*Extract provided*.
______

If you're an alcoholic who wants to get over it, you may already be asking, "What do I have to do?" It is the purpose of this book to answer such questions specifically. We shall tell you what we have done. And that's why I'm here this morning to tell you what happened with me.
I remember um I was sitting in the Okaloosa County Jail and uh I had uh done a 5-year prison sentence of a 10 5 years of a 10-year sentence and and moved to Florida after being released. And uh I was sitting in the Okaloosa County Jail for my second parole violation on that. And and I knew I was going to been out a year and violated my parole twice.
I was going back to prison in in Georgia. had an interstate warrant for that. Come back to Florida and do a 2-year suspended sentence and then facing a another charge, which they were going to give me 1129, which is a year, another year.
So, I'm facing 7 years. I knew I was going back to prison, going back to jail one more time, but I had made a commitment to stay sober. I got to the point of desperation and asked a power greater than myself for help.
And here I am sitting in the Okaloosa County Jail and and I'm doing what I had learned. Uh you know, I'm I'm trying to study the book. We're having these little meetings in the jail.
Um they didn't have AA in the jail. So we a few of us got together and would sit right there in the cell or the day room and do do have an AA meeting. And I remember looking at a flyer and the flyer had a uh correspondence uh with different people.
Uh you it said treatment, contact so and so corrections uh contact Mark B. He uh and and I had heard this guy's story and uh I was at a detox pretty well mangled up and uh he came in and shared his story and he shared about being released uh from prison on parole and violating it and going back and being released on parole and violating it and going back and being released on parole a third time and going back. I couldn't dodge or duck all that cuz I was sitting in detox, you know, under the radar from a parole violation.
But there was a a guy in the cell with me and I told him I I got out the flyer and I said, "When I get out of here, this guy's going to be my sponsor, Mark B." And he said, "Oh, no." He said, "Don't do it." And that guy was my sponsor. And uh and he said, "What happened is I got drunk and he came over to my house and he beat me up." And uh and I just shook my head and agreed with him. But inside I was thinking that's the guy for me.
If I have any hope of staying sober when I get out of here, it's going to have to be a guy that'll come a big guy. He's kind of big like Paul, you know, this guy will come over and beat me up if I go to start drinking. Maybe I'll be able to stay sober, you know.
And that's how I I knew I was pretty hopeless. And that sounds crazy, but that was my my mindset. And come to find out, most of you guys know Mark and and and Dealty and they're they're uh such a blessing in our lives and here and where we are and and uh there was a little more to it than the story.
Mark went over to pick this guy up and he had been drinking and doing some other stuff and he was in a rage and he swung at Mark then Mark beat him up, you know, and uh so there was a little more to it than that. But when he said that, I I I made a commitment that was going to be my sponsor. And uh and that's what I did.
I remember when I got out, that's exactly what I did. But what got me to that point was um you know, I I began drinking at a very early age. And uh and I think um I was lured into uh drinking.

______

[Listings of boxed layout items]

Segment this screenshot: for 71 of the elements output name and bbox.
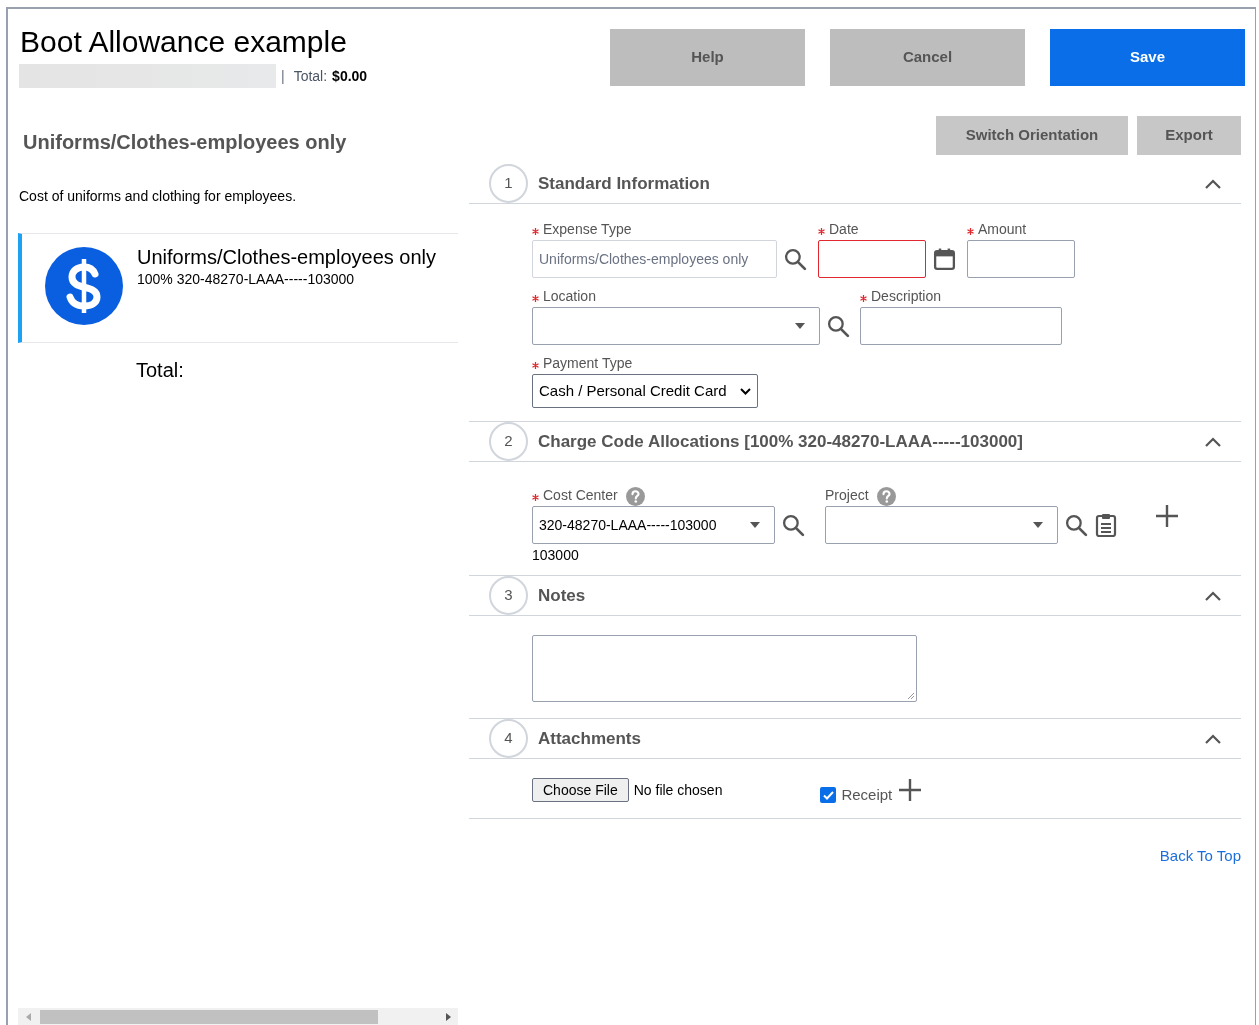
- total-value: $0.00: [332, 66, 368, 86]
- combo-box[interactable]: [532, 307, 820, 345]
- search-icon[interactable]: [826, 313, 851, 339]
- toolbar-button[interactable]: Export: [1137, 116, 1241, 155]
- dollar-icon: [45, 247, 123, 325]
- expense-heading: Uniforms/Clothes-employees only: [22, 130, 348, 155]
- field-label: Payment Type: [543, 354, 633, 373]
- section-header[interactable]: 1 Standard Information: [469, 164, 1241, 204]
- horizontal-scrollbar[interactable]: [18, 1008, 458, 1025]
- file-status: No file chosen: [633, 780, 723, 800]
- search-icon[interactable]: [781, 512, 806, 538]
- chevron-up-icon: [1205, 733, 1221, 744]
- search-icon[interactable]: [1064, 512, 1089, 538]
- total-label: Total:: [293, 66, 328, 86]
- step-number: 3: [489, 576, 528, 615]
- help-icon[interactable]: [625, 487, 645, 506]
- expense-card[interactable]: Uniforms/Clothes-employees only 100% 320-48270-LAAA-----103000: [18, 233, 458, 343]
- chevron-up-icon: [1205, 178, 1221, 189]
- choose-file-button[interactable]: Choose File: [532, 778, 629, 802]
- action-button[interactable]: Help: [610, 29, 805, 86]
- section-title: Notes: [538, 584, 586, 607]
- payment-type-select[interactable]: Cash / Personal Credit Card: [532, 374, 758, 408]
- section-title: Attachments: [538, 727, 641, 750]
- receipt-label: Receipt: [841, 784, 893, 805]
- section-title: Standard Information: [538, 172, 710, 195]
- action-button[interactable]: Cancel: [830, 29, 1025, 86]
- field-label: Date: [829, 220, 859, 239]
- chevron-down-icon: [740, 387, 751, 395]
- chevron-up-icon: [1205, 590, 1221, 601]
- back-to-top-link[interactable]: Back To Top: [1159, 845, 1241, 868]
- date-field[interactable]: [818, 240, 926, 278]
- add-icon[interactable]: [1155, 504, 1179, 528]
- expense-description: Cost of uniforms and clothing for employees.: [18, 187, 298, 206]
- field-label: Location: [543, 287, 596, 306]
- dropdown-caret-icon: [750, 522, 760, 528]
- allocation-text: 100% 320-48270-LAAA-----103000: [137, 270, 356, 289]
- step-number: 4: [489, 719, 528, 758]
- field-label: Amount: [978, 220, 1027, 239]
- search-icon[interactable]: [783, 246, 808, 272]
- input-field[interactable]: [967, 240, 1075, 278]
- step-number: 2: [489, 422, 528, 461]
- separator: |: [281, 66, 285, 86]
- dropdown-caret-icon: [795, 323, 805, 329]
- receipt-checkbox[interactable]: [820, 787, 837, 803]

______

*Exercises*.
**1)** According to the recovery talk, in which jail was the speaker held for his second parole violation?
**2)** Copy from the records word for word, starting with the line containing "- total-value: $0.00: [332, 66, 368, 86]" and going on through the line containing "- chevron-up-icon: [1205, 178, 1221, 189]".

*Full answers*.
**1)** The Okaloosa County Jail.

**2)**
- total-value: $0.00: [332, 66, 368, 86]
- combo-box[interactable]: [532, 307, 820, 345]
- search-icon[interactable]: [826, 313, 851, 339]
- toolbar-button[interactable]: Export: [1137, 116, 1241, 155]
- dollar-icon: [45, 247, 123, 325]
- expense-heading: Uniforms/Clothes-employees only: [22, 130, 348, 155]
- field-label: Payment Type: [543, 354, 633, 373]
- section-header[interactable]: 1 Standard Information: [469, 164, 1241, 204]
- horizontal-scrollbar[interactable]: [18, 1008, 458, 1025]
- file-status: No file chosen: [633, 780, 723, 800]
- search-icon[interactable]: [781, 512, 806, 538]
- chevron-up-icon: [1205, 733, 1221, 744]
- search-icon[interactable]: [1064, 512, 1089, 538]
- total-label: Total:: [293, 66, 328, 86]
- step-number: 3: [489, 576, 528, 615]
- help-icon[interactable]: [625, 487, 645, 506]
- expense-card[interactable]: Uniforms/Clothes-employees only 100% 320-48270-LAAA-----103000: [18, 233, 458, 343]
- chevron-up-icon: [1205, 178, 1221, 189]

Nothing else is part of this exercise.